GOAL >> Wherever a line in the data below holds "bottom", copy that line.

DATA ROWS >>
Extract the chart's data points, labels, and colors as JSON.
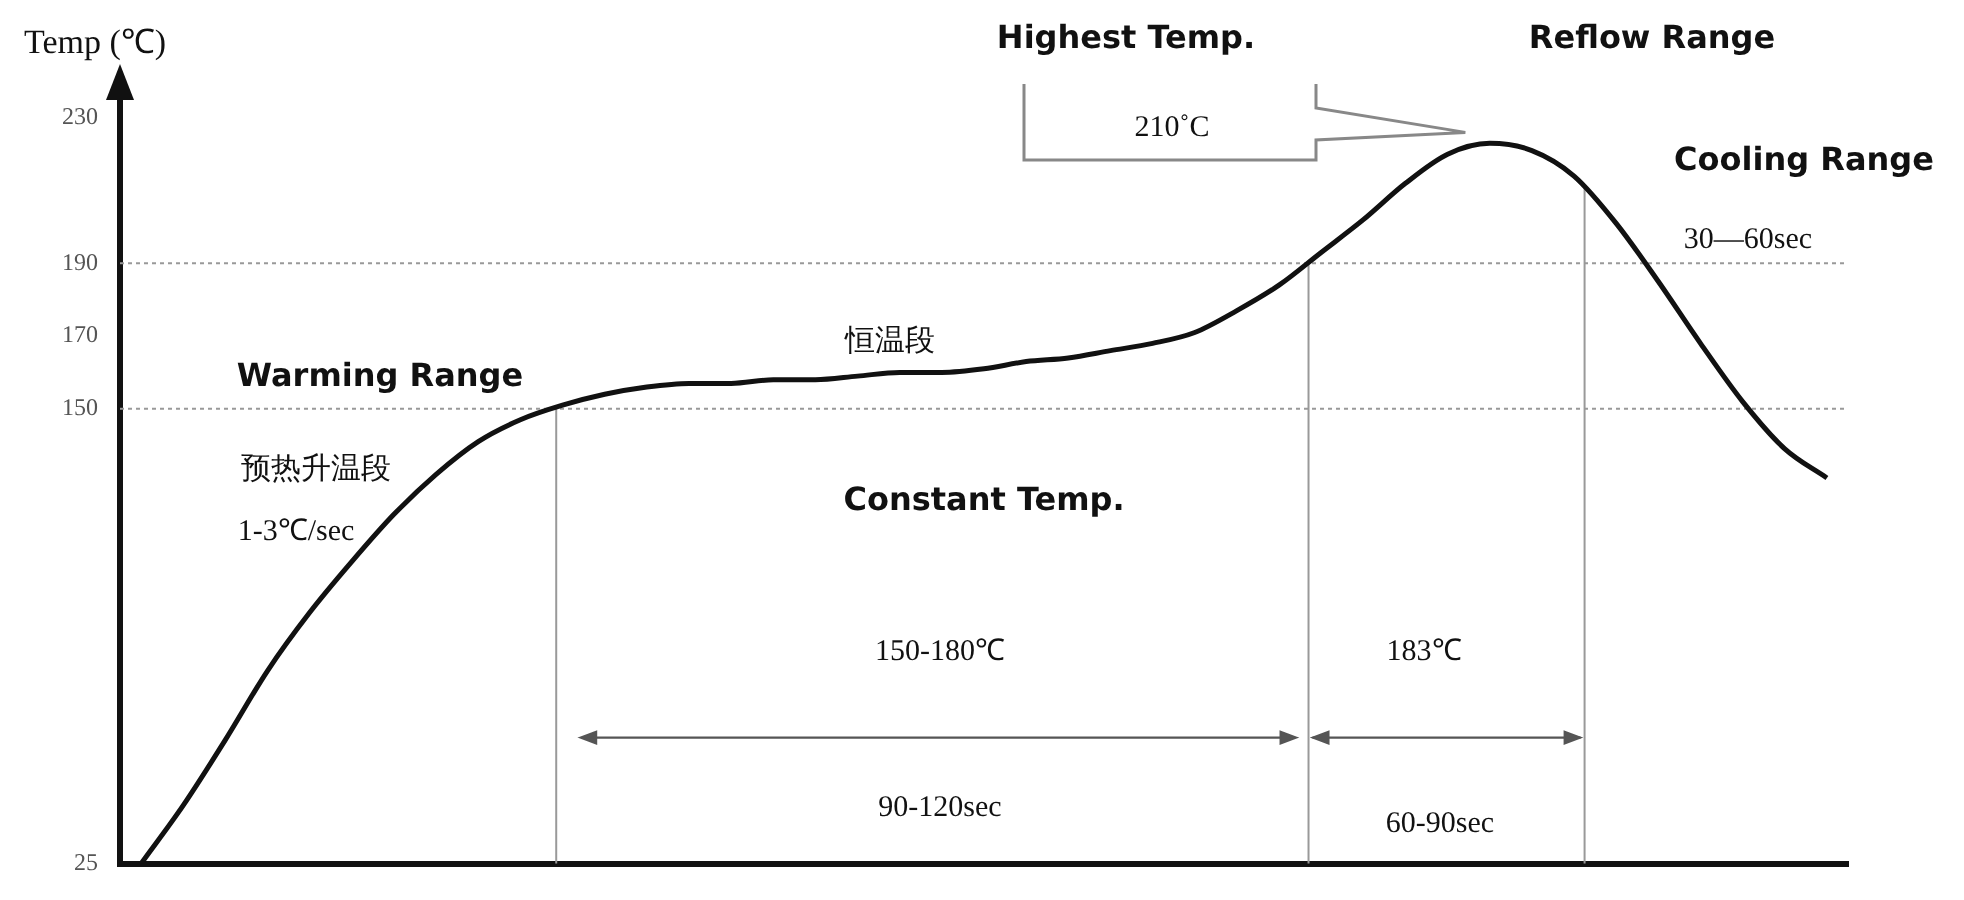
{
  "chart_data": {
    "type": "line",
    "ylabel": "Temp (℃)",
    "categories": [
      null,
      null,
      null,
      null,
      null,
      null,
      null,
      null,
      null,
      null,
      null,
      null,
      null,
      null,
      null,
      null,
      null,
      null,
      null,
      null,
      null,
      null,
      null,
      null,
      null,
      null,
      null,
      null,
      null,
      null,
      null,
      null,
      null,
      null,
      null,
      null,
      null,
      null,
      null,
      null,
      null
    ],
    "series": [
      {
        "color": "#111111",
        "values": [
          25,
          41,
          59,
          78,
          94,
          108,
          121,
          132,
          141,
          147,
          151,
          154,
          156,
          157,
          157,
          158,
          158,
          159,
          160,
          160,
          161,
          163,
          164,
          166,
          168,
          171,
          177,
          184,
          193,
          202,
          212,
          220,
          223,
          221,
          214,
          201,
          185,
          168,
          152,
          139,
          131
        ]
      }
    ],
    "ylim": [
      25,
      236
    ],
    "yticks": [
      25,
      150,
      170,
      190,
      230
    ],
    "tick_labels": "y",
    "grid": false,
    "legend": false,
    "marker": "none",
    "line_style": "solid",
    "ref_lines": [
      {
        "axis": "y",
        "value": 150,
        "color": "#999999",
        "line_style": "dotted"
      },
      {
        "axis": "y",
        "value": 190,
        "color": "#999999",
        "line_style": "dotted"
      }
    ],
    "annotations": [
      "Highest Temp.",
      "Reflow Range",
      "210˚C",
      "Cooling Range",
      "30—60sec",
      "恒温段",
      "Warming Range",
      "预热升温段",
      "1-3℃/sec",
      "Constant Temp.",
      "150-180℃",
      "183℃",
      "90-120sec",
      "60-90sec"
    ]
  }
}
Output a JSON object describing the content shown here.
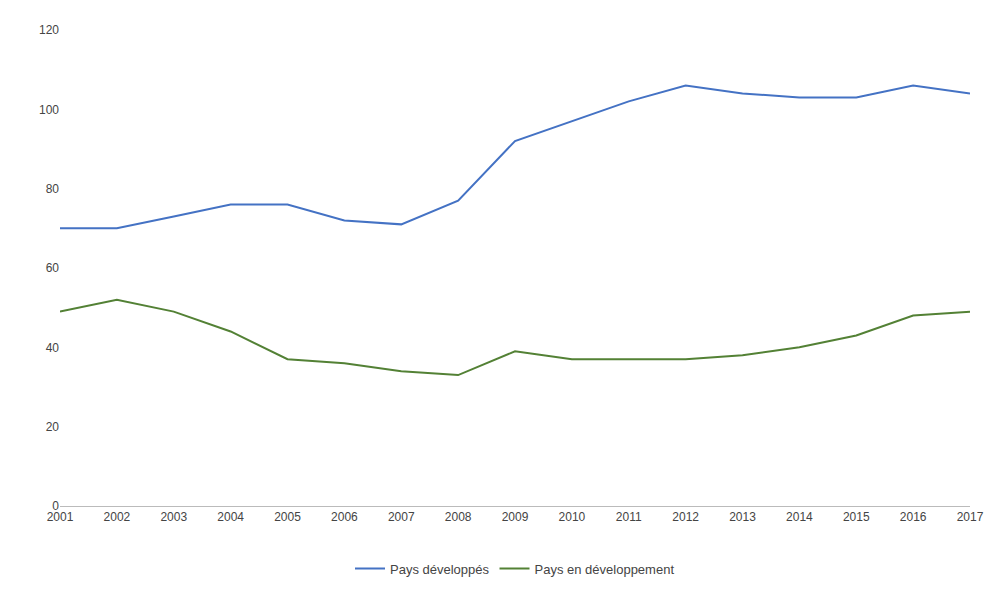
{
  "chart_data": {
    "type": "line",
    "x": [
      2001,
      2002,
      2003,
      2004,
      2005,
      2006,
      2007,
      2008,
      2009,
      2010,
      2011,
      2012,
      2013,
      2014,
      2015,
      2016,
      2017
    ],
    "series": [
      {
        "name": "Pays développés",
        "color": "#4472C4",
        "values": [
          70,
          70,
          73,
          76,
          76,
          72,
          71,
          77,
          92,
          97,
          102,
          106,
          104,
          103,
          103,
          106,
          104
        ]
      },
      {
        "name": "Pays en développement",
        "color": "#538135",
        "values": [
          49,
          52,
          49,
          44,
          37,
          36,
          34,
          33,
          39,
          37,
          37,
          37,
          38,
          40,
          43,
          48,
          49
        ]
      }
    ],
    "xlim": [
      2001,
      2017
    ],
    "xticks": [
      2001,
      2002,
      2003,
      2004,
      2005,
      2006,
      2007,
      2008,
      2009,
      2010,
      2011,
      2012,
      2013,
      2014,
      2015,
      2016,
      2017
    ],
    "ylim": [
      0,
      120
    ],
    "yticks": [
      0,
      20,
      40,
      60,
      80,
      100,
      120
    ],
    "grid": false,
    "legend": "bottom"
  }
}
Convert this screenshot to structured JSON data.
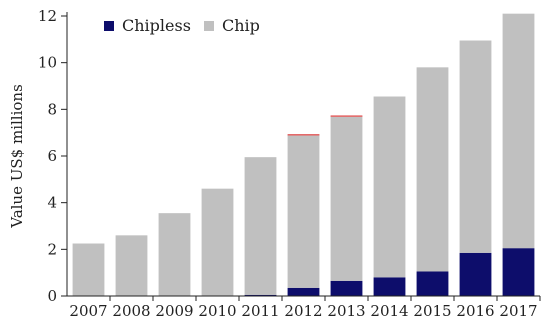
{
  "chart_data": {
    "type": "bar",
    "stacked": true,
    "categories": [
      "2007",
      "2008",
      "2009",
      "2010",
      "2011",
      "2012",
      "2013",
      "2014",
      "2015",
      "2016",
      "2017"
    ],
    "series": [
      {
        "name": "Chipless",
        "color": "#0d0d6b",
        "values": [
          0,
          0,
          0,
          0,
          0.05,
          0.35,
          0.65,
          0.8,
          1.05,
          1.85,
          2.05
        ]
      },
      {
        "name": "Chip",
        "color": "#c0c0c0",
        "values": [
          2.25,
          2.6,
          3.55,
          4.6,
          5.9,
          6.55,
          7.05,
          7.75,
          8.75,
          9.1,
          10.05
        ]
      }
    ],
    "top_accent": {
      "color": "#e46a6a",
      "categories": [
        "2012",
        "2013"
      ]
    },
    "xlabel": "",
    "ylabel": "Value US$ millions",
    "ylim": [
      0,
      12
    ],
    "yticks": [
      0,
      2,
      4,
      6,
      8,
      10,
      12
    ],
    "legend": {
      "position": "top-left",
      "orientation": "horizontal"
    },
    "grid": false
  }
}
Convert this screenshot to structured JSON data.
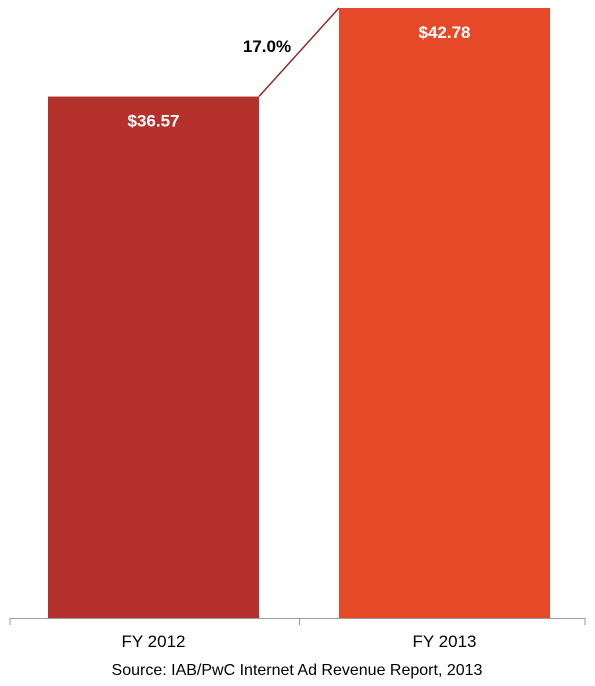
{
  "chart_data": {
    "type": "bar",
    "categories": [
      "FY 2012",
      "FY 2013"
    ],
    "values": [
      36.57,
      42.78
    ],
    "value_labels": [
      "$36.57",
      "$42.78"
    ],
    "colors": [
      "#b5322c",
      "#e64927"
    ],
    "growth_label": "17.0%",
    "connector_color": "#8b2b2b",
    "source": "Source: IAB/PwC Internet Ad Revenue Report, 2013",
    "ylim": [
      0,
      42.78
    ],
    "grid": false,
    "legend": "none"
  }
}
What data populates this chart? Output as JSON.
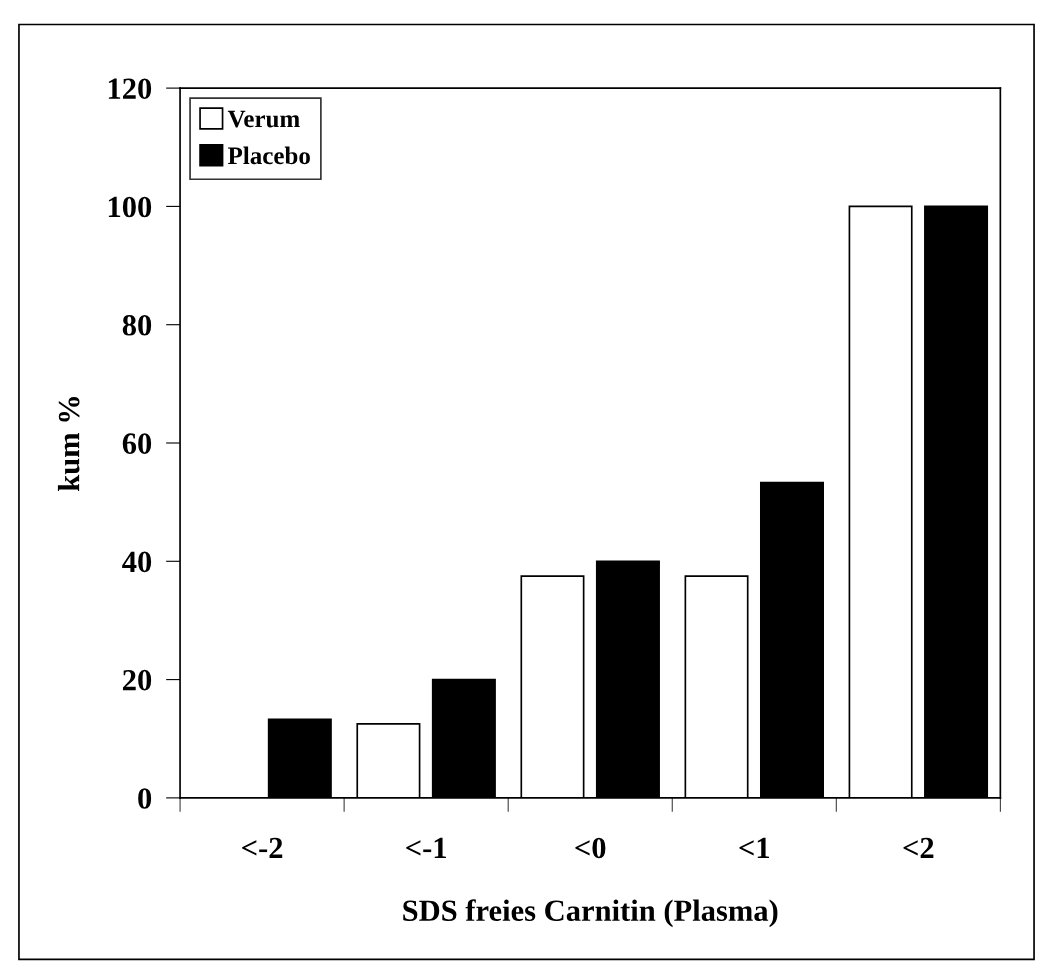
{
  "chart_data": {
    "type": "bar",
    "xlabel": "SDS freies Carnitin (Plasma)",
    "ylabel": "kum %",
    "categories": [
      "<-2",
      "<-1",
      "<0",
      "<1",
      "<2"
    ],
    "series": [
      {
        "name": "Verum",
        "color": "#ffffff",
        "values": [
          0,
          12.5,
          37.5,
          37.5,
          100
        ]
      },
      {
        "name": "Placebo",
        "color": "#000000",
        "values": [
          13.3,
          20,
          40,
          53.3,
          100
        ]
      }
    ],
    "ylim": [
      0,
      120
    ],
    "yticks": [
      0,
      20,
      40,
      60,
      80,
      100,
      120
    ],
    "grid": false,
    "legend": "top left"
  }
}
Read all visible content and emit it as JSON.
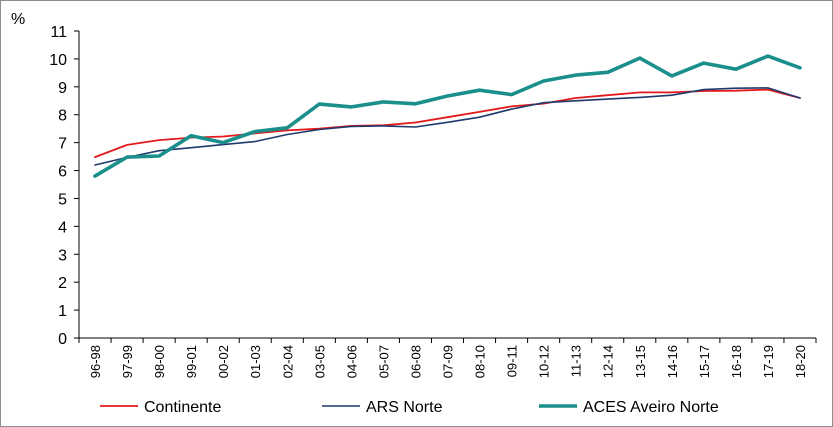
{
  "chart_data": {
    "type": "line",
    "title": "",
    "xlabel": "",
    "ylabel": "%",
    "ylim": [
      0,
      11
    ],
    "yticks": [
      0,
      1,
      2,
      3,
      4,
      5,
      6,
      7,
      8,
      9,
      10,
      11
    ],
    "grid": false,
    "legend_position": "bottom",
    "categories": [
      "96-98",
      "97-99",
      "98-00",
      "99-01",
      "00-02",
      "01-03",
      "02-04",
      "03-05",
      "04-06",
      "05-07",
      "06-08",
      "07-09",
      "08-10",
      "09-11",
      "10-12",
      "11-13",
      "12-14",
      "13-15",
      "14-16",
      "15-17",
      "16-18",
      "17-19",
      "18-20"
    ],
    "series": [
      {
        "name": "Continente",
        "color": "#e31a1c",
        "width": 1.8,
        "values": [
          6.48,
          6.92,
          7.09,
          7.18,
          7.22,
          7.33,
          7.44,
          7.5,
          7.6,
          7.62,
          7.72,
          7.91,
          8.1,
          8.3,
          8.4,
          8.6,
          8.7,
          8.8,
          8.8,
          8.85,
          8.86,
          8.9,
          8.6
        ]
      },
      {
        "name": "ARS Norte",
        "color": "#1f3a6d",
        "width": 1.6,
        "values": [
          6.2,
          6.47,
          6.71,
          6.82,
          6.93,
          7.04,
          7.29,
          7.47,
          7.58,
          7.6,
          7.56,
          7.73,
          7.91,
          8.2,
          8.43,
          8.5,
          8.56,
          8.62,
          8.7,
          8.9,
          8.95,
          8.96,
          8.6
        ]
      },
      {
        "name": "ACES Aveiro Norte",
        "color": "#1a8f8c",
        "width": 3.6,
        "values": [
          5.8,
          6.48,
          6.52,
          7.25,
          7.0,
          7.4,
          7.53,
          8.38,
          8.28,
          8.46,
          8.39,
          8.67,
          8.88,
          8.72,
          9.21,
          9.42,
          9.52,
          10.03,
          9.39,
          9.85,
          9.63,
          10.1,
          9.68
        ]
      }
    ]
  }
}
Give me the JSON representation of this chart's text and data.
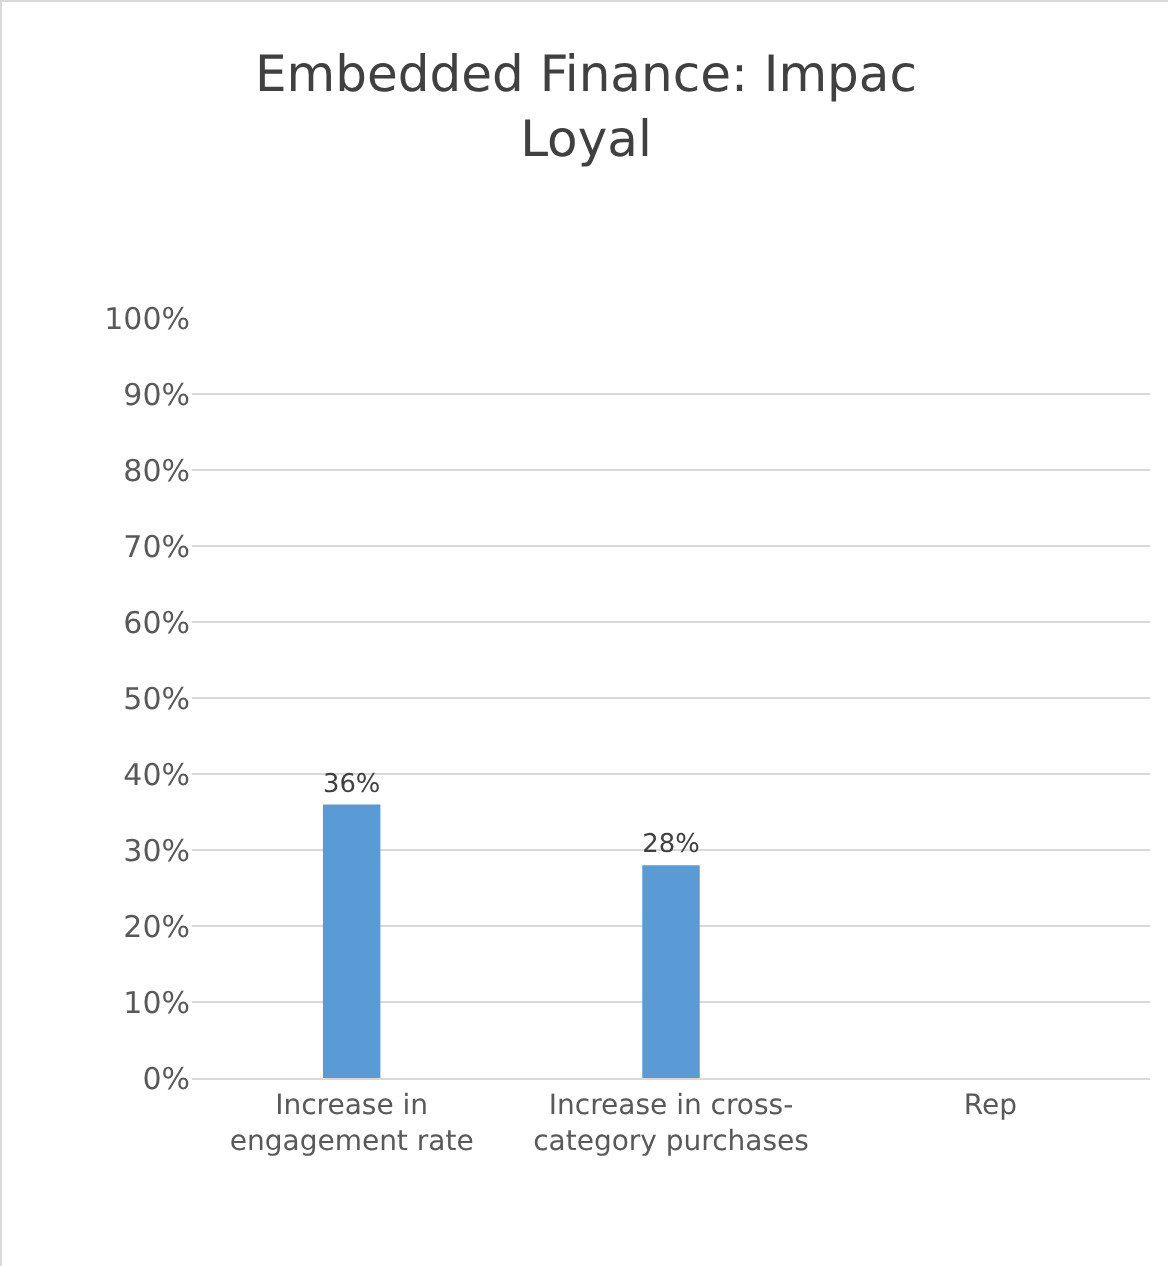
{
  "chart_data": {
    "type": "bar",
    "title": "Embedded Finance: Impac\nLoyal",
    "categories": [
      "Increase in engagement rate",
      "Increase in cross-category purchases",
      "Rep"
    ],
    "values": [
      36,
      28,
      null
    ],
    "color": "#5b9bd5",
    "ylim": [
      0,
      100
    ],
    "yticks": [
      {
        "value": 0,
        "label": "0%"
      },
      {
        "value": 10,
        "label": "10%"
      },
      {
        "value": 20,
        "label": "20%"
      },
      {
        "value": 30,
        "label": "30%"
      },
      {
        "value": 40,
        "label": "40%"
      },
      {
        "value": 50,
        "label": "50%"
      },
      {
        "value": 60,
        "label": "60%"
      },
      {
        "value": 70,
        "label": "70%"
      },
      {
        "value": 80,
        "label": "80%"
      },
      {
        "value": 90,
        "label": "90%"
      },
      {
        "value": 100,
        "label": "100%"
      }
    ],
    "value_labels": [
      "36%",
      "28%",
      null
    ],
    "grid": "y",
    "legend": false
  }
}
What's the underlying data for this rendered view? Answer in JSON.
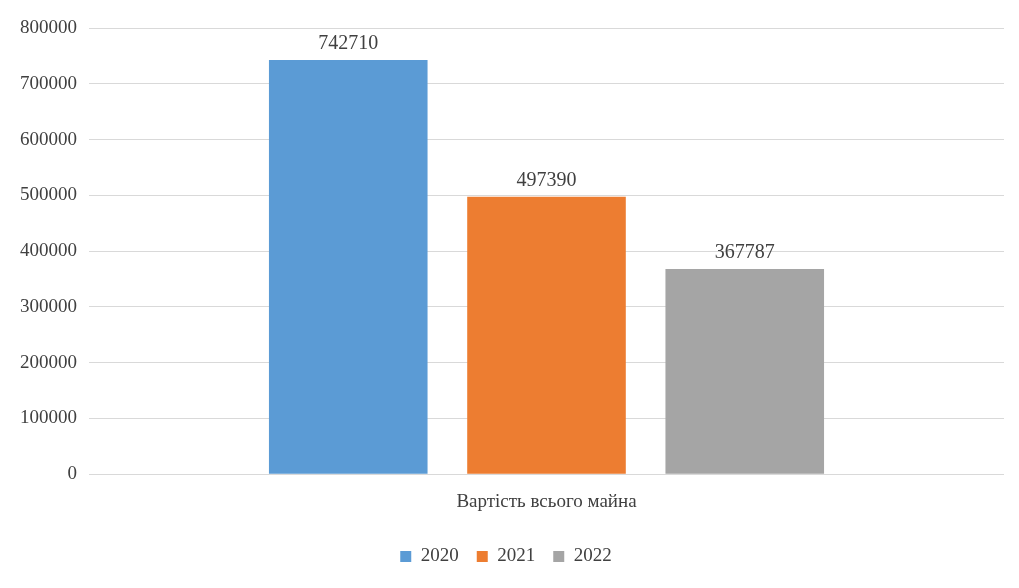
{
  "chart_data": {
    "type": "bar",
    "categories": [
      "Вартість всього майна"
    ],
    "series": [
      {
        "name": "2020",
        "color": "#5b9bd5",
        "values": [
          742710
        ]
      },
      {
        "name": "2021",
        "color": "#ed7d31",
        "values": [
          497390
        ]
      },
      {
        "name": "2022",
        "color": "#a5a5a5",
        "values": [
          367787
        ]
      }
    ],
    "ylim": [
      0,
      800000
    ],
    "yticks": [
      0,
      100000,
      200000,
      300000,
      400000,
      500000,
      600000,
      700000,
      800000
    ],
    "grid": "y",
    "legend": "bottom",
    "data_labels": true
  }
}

PROBLEM SOLUTION >>
    "legend": "bottom"
    "legend_position": "bottom",
    "legend": "bottom",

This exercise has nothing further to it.